## 必要な作業 A
「化学教室この一年」の文章のうち、「3月には,境界領域化学講座反」から「映しているものと思われます。」までの部分(末尾の語句も含む)を、「副学長」を「理事」に置き換えて書き直してください。
## 必要な作業 B
「化学教室この一年」の文章に姓と名の両方で記されている人物の名前を、すべて挙げてください。

## 抜粋箇所

※ ※ ※

化学教室この一年
化学専攻長・学科長 飛田博実
同窓会会員の皆様におかれましては,ますますご清祥のこととお喜び申し上げます。本年度は飛田が化学科長および化学専攻長を務め,学科委員の上田実教授とともに化学教室・化学専攻の運営に当たっております。
3月には,境界領域化学講座反応有機化学研究室担当の山本嘉則教授および物理化学講座量子化学研究室担当の三上直彦教授が定年退職されました。両先生には,長年にわたる研究活動の傍ら,化学教室のみならず理学部,東北大学全体,さらには日本の化学界のためにご尽力いただきました。また三上先生は国立大学法人化直前の専攻長として,また山本先生は法人化直後の専攻長並びに21世紀COEの拠点リーダーとして優れた指導力を発揮され,国立大学始まって以来の大変革をスムーズに乗り切り,化学教室のさらなる発展へとつなげるのに大きな貢献をされました。ここにあらためて山本,三上両教授の業績を称えるとともに,多大の貢献に感謝の意を表したいと存じます。なお,山本先生は分子変換学寄附講座教授として,三上先生は客員教授として,現在も本研究科に在籍して研究を継続されており,また山本先生は副学長としてもご活躍中です。
昨年5月から今年10月までに採用や異動された方々は以下の通りです。法人化以降,異動される方の数は増えましたが,この一年は特に多く,アクティビティーの高さと同時に,法人化に伴う組織や人事制度の多様化を反映しているものと思われます。

※ ※ ※

## データセット内容
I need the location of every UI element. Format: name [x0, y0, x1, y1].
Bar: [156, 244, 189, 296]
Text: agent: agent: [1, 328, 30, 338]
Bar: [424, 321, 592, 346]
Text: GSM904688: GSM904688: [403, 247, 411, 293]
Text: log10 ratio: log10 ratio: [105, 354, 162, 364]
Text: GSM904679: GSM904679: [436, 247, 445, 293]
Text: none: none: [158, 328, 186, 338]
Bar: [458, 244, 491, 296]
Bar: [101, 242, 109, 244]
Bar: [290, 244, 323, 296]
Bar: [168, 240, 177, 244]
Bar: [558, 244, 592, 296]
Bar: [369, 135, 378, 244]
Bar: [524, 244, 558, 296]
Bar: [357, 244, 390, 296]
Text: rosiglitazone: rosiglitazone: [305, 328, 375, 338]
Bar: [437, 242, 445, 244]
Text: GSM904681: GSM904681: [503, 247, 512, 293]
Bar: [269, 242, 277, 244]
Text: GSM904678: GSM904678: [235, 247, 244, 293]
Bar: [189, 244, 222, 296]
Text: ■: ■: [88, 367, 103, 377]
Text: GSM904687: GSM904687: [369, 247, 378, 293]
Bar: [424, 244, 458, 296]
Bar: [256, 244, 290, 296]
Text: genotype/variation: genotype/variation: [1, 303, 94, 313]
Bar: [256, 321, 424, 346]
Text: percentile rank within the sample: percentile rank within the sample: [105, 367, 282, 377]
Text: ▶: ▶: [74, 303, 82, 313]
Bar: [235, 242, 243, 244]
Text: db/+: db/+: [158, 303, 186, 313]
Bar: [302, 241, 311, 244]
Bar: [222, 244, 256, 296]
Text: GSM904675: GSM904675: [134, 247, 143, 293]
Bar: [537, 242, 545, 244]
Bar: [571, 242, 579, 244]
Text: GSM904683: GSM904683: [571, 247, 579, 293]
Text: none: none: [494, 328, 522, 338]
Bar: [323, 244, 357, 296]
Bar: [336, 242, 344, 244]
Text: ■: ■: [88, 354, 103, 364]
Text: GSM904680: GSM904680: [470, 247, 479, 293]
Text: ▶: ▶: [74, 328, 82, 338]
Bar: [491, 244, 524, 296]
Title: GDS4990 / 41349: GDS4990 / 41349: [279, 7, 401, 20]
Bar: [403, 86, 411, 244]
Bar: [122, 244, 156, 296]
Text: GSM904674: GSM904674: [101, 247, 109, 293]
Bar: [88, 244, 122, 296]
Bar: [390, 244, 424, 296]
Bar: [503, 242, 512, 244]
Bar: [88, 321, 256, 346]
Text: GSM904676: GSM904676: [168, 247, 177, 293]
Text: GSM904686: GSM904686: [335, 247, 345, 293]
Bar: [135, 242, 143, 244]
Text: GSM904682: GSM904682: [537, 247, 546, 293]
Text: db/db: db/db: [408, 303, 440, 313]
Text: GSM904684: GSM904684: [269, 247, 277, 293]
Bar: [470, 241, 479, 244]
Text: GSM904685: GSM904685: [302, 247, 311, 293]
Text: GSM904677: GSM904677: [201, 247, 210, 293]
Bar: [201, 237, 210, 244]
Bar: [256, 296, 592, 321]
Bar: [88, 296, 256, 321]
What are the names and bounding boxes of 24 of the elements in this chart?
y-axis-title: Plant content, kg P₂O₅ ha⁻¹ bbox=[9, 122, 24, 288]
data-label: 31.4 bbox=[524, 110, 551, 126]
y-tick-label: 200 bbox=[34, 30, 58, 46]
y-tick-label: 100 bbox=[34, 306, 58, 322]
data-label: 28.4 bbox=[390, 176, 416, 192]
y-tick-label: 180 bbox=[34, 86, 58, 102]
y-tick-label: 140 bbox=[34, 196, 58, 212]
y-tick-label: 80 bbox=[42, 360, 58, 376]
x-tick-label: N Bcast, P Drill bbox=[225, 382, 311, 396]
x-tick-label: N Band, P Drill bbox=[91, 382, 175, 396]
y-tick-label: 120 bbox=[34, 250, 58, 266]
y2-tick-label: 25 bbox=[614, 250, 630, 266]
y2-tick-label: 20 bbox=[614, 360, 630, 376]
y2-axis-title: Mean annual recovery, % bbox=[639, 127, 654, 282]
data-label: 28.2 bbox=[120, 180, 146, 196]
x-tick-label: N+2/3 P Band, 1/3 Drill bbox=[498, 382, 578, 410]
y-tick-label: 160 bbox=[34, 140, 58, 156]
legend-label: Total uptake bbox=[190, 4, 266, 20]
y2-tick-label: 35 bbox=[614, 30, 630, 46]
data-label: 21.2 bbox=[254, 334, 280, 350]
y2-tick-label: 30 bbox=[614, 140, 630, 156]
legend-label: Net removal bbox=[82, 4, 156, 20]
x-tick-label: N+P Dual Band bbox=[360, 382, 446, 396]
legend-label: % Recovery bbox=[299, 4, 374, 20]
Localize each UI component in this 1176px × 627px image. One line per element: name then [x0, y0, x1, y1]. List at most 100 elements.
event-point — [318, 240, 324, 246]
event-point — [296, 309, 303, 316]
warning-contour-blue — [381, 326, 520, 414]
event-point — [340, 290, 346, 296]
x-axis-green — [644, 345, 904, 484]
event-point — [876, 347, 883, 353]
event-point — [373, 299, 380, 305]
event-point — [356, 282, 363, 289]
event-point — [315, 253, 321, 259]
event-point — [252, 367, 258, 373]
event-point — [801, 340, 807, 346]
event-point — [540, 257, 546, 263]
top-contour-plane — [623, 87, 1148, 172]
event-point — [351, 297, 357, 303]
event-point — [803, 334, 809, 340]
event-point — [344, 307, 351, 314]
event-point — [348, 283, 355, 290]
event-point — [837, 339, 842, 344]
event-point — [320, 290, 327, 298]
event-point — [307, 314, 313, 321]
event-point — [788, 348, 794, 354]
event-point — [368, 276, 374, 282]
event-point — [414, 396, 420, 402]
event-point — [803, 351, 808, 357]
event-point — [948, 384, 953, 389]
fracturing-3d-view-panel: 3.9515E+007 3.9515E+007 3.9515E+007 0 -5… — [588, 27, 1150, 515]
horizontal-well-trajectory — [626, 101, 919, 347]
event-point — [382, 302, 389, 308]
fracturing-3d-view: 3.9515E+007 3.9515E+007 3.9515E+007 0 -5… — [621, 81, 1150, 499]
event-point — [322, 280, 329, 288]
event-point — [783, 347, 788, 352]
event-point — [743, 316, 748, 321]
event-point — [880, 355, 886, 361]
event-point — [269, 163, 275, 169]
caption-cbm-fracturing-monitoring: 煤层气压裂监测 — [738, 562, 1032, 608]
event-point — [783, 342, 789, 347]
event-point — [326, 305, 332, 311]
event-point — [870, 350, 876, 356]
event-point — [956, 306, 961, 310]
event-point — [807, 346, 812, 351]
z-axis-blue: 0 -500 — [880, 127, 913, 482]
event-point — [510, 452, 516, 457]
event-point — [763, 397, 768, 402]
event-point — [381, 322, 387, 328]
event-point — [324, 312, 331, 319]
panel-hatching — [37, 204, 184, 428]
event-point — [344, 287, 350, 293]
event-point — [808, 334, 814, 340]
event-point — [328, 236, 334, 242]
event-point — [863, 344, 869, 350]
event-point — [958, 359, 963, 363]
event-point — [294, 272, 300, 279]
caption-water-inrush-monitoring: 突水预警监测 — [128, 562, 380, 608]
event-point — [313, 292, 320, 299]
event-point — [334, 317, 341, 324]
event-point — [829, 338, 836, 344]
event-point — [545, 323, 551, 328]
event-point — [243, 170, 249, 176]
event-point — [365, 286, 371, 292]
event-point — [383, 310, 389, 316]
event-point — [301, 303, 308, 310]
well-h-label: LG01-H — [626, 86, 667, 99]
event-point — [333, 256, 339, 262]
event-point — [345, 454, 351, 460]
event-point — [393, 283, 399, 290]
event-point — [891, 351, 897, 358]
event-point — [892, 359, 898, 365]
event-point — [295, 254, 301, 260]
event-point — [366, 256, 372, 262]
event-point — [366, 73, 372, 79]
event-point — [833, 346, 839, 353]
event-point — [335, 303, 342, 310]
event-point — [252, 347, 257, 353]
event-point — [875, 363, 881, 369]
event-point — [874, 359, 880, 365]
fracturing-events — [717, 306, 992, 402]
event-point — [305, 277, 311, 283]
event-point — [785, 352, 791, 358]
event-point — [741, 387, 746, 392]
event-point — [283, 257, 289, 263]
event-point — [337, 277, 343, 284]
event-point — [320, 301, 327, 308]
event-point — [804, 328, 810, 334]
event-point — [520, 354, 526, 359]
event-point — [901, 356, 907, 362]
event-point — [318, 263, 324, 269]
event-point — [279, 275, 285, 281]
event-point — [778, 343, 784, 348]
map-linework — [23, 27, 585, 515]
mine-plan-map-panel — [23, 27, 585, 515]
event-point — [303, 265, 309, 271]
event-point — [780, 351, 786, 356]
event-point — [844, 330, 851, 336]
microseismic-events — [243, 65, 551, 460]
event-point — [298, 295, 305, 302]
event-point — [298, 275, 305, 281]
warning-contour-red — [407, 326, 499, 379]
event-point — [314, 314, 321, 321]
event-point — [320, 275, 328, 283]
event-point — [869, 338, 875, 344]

※ ※ ※

## 解答欄 A
3月には,境界領域化学講座反応有機化学研究室担当の山本嘉則教授および物理化学講座量子化学研究室担当の三上直彦教授が定年退職されました。両先生には,長年にわたる研究活動の傍ら,化学教室のみならず理学部,東北大学全体,さらには日本の化学界のためにご尽力いただきました。また三上先生は国立大学法人化直前の専攻長として,また山本先生は法人化直後の専攻長並びに21世紀COEの拠点リーダーとして優れた指導力を発揮され,国立大学始まって以来の大変革をスムーズに乗り切り,化学教室のさらなる発展へとつなげるのに大きな貢献をされました。ここにあらためて山本,三上両教授の業績を称えるとともに,多大の貢献に感謝の意を表したいと存じます。なお,山本先生は分子変換学寄附講座教授として,三上先生は客員教授として,現在も本研究科に在籍して研究を継続されており,また山本先生は理事としてもご活躍中です。
昨年5月から今年10月までに採用や異動された方々は以下の通りです。法人化以降,異動される方の数は増えましたが,この一年は特に多く,アクティビティーの高さと同時に,法人化に伴う組織や人事制度の多様化を反映しているものと思われます。

## 解答欄 B
飛田博実、上田実、山本嘉則、三上直彦